SHORT TASK:
Search the records below for the word "mastoid" and show every line where it occurs.

EXTRACTED DATA:

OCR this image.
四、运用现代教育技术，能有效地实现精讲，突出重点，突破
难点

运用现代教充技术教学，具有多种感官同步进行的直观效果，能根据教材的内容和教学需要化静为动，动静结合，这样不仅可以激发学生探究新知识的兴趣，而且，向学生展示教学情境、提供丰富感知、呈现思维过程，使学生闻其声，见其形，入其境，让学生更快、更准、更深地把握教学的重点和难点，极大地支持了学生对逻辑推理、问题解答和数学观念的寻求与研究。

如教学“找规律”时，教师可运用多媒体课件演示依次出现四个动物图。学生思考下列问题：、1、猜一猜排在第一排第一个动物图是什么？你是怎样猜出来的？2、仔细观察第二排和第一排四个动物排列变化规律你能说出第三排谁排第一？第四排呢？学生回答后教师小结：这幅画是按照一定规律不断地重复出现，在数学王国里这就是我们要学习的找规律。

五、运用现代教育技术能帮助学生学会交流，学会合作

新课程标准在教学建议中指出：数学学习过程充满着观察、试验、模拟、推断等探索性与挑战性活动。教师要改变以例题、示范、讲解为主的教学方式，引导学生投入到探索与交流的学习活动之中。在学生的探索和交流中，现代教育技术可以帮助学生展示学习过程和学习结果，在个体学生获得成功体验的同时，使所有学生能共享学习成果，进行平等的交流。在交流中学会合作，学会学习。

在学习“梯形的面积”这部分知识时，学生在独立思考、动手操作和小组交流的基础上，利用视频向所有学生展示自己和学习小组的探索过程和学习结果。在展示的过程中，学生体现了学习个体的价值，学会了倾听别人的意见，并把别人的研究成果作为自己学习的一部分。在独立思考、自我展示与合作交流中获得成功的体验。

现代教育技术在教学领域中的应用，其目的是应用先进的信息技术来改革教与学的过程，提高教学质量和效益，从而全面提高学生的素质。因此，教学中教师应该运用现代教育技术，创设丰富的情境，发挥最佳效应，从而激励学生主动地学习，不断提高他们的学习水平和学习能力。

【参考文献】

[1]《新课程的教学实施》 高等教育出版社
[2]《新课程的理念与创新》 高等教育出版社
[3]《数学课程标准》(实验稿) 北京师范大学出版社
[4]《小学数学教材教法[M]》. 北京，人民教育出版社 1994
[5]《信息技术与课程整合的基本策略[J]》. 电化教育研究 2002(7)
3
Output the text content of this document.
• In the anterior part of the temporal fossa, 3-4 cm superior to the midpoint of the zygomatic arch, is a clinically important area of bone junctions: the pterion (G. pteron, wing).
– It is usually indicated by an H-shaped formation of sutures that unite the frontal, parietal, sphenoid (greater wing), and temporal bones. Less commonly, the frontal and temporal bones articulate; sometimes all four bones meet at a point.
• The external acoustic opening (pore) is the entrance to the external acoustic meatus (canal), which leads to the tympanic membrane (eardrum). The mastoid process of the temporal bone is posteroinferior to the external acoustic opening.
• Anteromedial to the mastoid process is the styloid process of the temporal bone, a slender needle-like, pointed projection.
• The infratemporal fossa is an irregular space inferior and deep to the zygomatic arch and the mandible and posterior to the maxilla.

OUTPUT BELOW:
• The external acoustic opening (pore) is the entrance to the external acoustic meatus (canal), which leads to the tympanic membrane (eardrum). The mastoid process of the temporal bone is posteroinferior to the external acoustic opening.
• Anteromedial to the mastoid process is the styloid process of the temporal bone, a slender needle-like, pointed projection.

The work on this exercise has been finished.